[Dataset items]

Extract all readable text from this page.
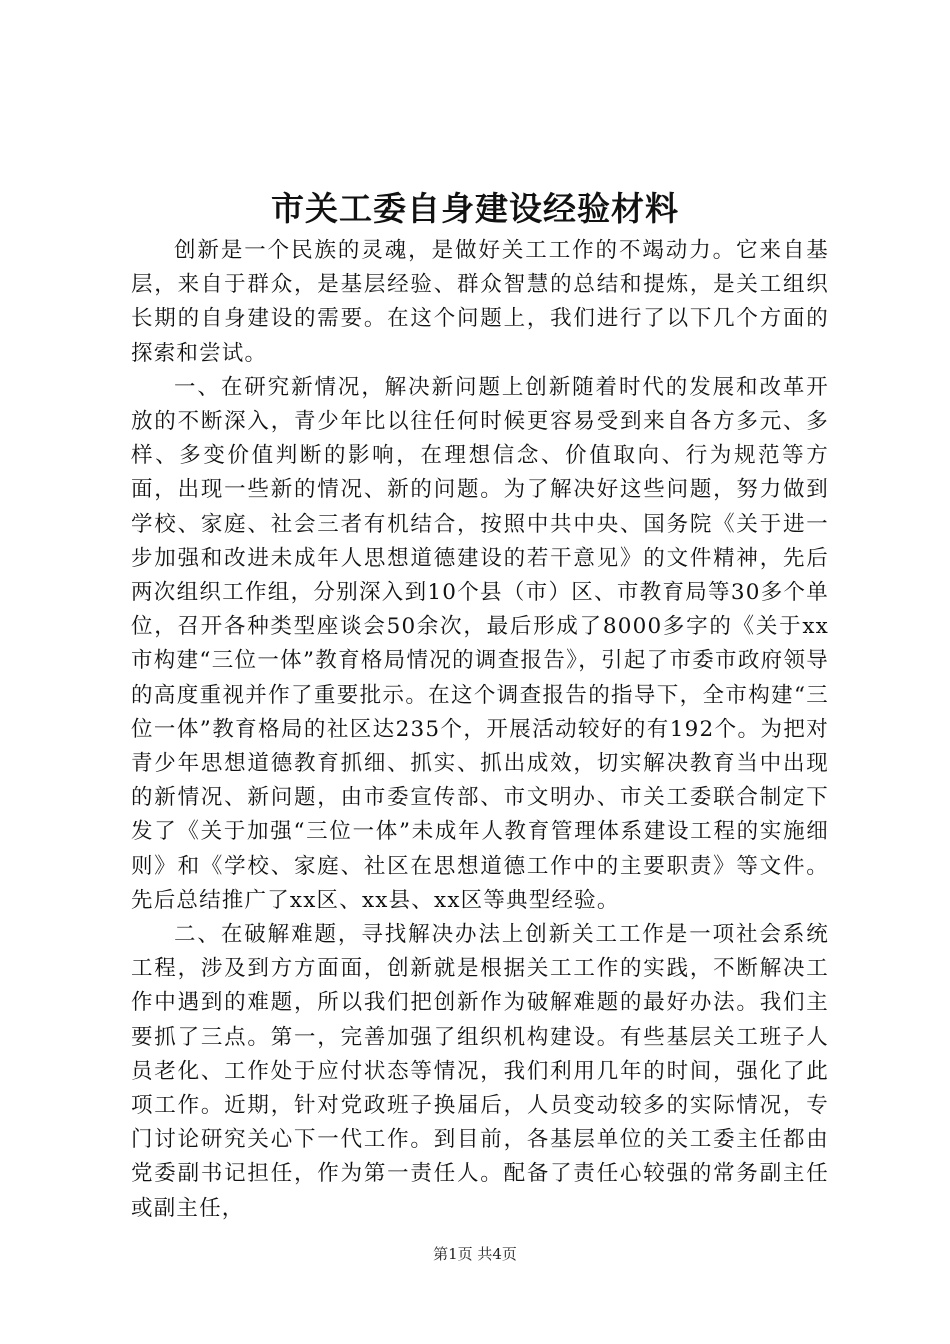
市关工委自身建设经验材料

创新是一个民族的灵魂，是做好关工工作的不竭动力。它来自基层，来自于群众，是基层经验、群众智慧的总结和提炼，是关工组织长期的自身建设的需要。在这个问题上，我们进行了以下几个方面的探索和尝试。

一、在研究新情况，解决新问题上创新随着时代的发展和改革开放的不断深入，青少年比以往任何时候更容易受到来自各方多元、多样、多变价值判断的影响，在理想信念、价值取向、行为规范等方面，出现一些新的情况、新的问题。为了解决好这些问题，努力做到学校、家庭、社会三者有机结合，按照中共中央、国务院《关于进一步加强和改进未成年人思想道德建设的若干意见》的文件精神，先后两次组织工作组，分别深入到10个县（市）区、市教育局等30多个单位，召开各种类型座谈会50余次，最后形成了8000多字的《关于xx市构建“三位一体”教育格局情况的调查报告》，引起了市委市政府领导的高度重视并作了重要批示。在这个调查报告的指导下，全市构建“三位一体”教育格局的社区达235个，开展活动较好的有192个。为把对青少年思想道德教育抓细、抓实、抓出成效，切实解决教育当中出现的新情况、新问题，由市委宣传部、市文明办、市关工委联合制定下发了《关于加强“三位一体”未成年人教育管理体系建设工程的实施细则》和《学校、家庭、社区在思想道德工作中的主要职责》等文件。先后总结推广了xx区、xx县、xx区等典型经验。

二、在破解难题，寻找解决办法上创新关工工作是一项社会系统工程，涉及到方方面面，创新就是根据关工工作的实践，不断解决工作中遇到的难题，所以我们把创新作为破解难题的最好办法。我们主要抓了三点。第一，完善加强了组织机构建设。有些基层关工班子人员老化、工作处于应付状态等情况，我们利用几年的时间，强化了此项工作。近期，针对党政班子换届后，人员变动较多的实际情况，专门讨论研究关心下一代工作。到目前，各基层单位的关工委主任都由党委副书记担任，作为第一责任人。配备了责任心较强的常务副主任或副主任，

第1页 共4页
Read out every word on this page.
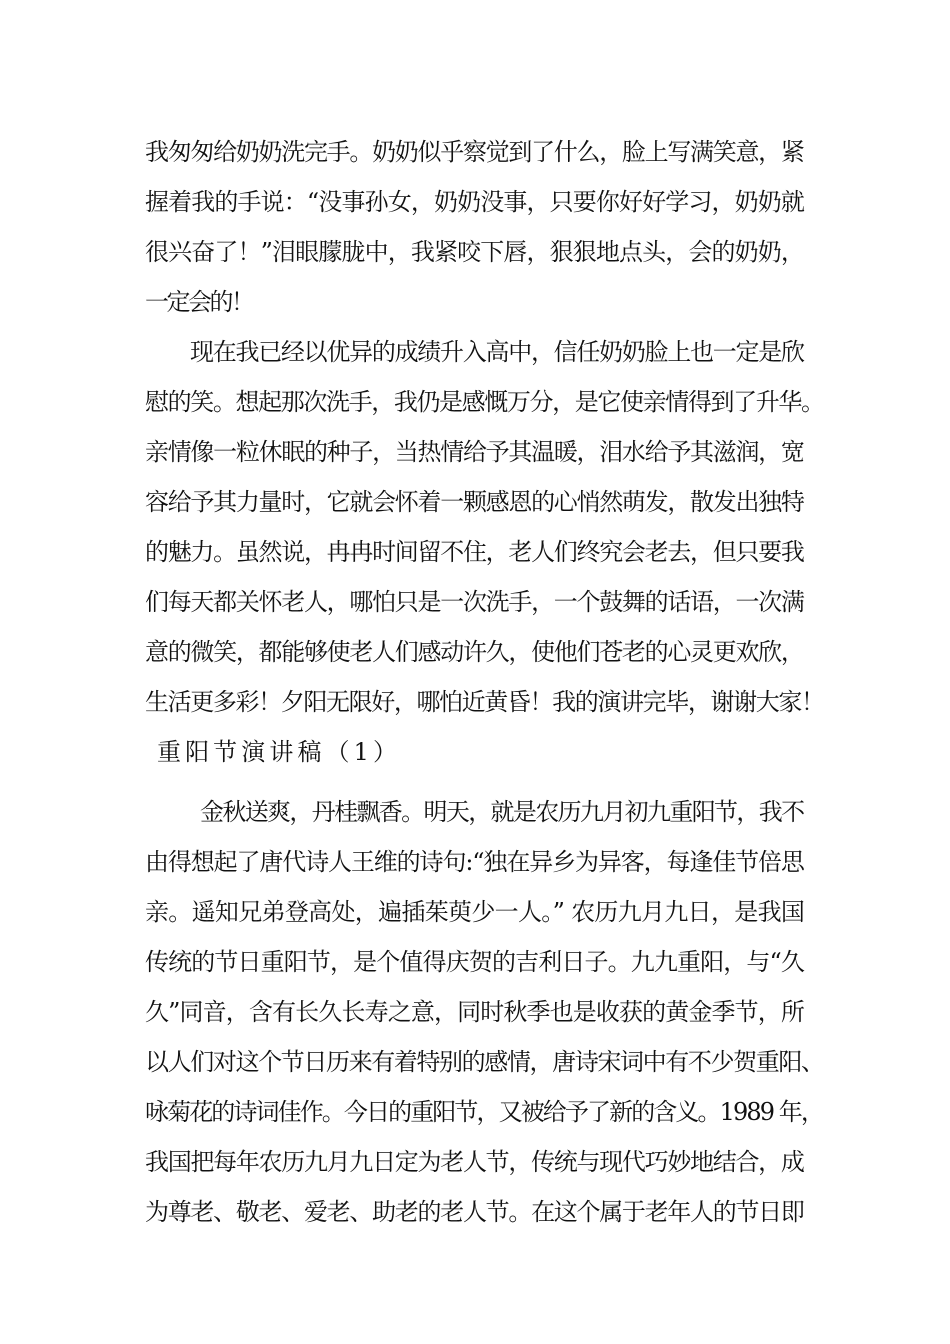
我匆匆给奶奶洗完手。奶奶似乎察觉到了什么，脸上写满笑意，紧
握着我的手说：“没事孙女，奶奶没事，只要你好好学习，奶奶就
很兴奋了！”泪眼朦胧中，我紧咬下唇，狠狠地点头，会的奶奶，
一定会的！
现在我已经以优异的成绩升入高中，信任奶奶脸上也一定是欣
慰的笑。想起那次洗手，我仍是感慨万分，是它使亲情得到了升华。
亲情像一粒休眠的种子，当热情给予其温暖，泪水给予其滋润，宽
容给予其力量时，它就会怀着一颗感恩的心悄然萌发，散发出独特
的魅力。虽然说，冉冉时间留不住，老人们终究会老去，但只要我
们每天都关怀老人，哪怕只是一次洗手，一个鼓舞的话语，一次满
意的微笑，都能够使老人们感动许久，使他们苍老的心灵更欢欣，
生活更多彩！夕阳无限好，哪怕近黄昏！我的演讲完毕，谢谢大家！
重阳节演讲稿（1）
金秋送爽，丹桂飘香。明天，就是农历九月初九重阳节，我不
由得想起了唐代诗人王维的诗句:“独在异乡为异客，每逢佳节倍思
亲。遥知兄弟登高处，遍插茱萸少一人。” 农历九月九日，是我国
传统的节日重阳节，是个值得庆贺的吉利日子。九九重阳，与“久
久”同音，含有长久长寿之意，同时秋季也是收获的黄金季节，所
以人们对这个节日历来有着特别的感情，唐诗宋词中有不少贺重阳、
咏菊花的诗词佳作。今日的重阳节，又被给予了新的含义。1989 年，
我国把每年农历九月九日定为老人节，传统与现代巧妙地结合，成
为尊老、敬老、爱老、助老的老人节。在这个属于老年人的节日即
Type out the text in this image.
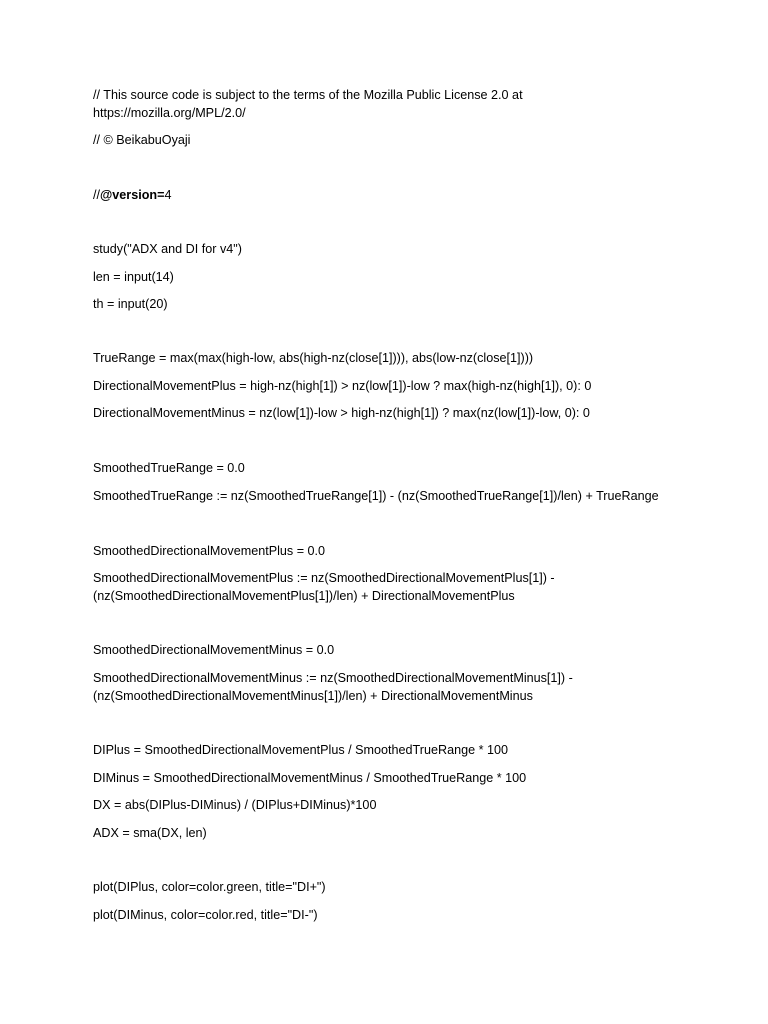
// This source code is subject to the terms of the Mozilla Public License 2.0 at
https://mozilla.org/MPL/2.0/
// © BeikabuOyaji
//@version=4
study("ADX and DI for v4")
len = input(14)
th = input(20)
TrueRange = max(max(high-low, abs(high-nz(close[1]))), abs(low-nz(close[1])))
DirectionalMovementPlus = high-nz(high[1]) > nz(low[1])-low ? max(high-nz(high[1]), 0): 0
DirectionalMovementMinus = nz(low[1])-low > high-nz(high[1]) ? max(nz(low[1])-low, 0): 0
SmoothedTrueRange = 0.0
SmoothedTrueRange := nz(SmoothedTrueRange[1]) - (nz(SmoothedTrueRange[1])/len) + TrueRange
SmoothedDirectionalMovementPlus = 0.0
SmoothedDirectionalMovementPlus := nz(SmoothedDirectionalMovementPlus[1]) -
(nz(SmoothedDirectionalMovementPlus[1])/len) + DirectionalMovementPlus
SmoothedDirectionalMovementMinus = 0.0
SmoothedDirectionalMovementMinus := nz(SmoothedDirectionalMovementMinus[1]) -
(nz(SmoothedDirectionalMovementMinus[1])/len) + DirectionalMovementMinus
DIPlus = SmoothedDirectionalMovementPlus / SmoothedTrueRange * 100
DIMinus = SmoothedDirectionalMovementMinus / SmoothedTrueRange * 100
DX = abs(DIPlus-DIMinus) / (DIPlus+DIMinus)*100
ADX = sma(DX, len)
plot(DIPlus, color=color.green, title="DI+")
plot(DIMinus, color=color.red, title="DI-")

The task:
Write out the data precisely as given, excluding the pictures.

Answer in full:
Extract all readable text from this page.
市关工委自身建设经验材料

创新是一个民族的灵魂，是做好关工工作的不竭动力。它来自基层，来自于群众，是基层经验、群众智慧的总结和提炼，是关工组织长期的自身建设的需要。在这个问题上，我们进行了以下几个方面的探索和尝试。

一、在研究新情况，解决新问题上创新随着时代的发展和改革开放的不断深入，青少年比以往任何时候更容易受到来自各方多元、多样、多变价值判断的影响，在理想信念、价值取向、行为规范等方面，出现一些新的情况、新的问题。为了解决好这些问题，努力做到学校、家庭、社会三者有机结合，按照中共中央、国务院《关于进一步加强和改进未成年人思想道德建设的若干意见》的文件精神，先后两次组织工作组，分别深入到10个县（市）区、市教育局等30多个单位，召开各种类型座谈会50余次，最后形成了8000多字的《关于xx市构建“三位一体”教育格局情况的调查报告》，引起了市委市政府领导的高度重视并作了重要批示。在这个调查报告的指导下，全市构建“三位一体”教育格局的社区达235个，开展活动较好的有192个。为把对青少年思想道德教育抓细、抓实、抓出成效，切实解决教育当中出现的新情况、新问题，由市委宣传部、市文明办、市关工委联合制定下发了《关于加强“三位一体”未成年人教育管理体系建设工程的实施细则》和《学校、家庭、社区在思想道德工作中的主要职责》等文件。先后总结推广了xx区、xx县、xx区等典型经验。

二、在破解难题，寻找解决办法上创新关工工作是一项社会系统工程，涉及到方方面面，创新就是根据关工工作的实践，不断解决工作中遇到的难题，所以我们把创新作为破解难题的最好办法。我们主要抓了三点。第一，完善加强了组织机构建设。有些基层关工班子人员老化、工作处于应付状态等情况，我们利用几年的时间，强化了此项工作。近期，针对党政班子换届后，人员变动较多的实际情况，专门讨论研究关心下一代工作。到目前，各基层单位的关工委主任都由党委副书记担任，作为第一责任人。配备了责任心较强的常务副主任或副主任，

第1页 共4页
Read out every word on this page.
我匆匆给奶奶洗完手。奶奶似乎察觉到了什么，脸上写满笑意，紧
握着我的手说：“没事孙女，奶奶没事，只要你好好学习，奶奶就
很兴奋了！”泪眼朦胧中，我紧咬下唇，狠狠地点头，会的奶奶，
一定会的！
现在我已经以优异的成绩升入高中，信任奶奶脸上也一定是欣
慰的笑。想起那次洗手，我仍是感慨万分，是它使亲情得到了升华。
亲情像一粒休眠的种子，当热情给予其温暖，泪水给予其滋润，宽
容给予其力量时，它就会怀着一颗感恩的心悄然萌发，散发出独特
的魅力。虽然说，冉冉时间留不住，老人们终究会老去，但只要我
们每天都关怀老人，哪怕只是一次洗手，一个鼓舞的话语，一次满
意的微笑，都能够使老人们感动许久，使他们苍老的心灵更欢欣，
生活更多彩！夕阳无限好，哪怕近黄昏！我的演讲完毕，谢谢大家！
重阳节演讲稿（1）
金秋送爽，丹桂飘香。明天，就是农历九月初九重阳节，我不
由得想起了唐代诗人王维的诗句:“独在异乡为异客，每逢佳节倍思
亲。遥知兄弟登高处，遍插茱萸少一人。” 农历九月九日，是我国
传统的节日重阳节，是个值得庆贺的吉利日子。九九重阳，与“久
久”同音，含有长久长寿之意，同时秋季也是收获的黄金季节，所
以人们对这个节日历来有着特别的感情，唐诗宋词中有不少贺重阳、
咏菊花的诗词佳作。今日的重阳节，又被给予了新的含义。1989 年，
我国把每年农历九月九日定为老人节，传统与现代巧妙地结合，成
为尊老、敬老、爱老、助老的老人节。在这个属于老年人的节日即
Type out the text in this image.
// This source code is subject to the terms of the Mozilla Public License 2.0 at
https://mozilla.org/MPL/2.0/
// © BeikabuOyaji
//@version=4
study("ADX and DI for v4")
len = input(14)
th = input(20)
TrueRange = max(max(high-low, abs(high-nz(close[1]))), abs(low-nz(close[1])))
DirectionalMovementPlus = high-nz(high[1]) > nz(low[1])-low ? max(high-nz(high[1]), 0): 0
DirectionalMovementMinus = nz(low[1])-low > high-nz(high[1]) ? max(nz(low[1])-low, 0): 0
SmoothedTrueRange = 0.0
SmoothedTrueRange := nz(SmoothedTrueRange[1]) - (nz(SmoothedTrueRange[1])/len) + TrueRange
SmoothedDirectionalMovementPlus = 0.0
SmoothedDirectionalMovementPlus := nz(SmoothedDirectionalMovementPlus[1]) -
(nz(SmoothedDirectionalMovementPlus[1])/len) + DirectionalMovementPlus
SmoothedDirectionalMovementMinus = 0.0
SmoothedDirectionalMovementMinus := nz(SmoothedDirectionalMovementMinus[1]) -
(nz(SmoothedDirectionalMovementMinus[1])/len) + DirectionalMovementMinus
DIPlus = SmoothedDirectionalMovementPlus / SmoothedTrueRange * 100
DIMinus = SmoothedDirectionalMovementMinus / SmoothedTrueRange * 100
DX = abs(DIPlus-DIMinus) / (DIPlus+DIMinus)*100
ADX = sma(DX, len)
plot(DIPlus, color=color.green, title="DI+")
plot(DIMinus, color=color.red, title="DI-")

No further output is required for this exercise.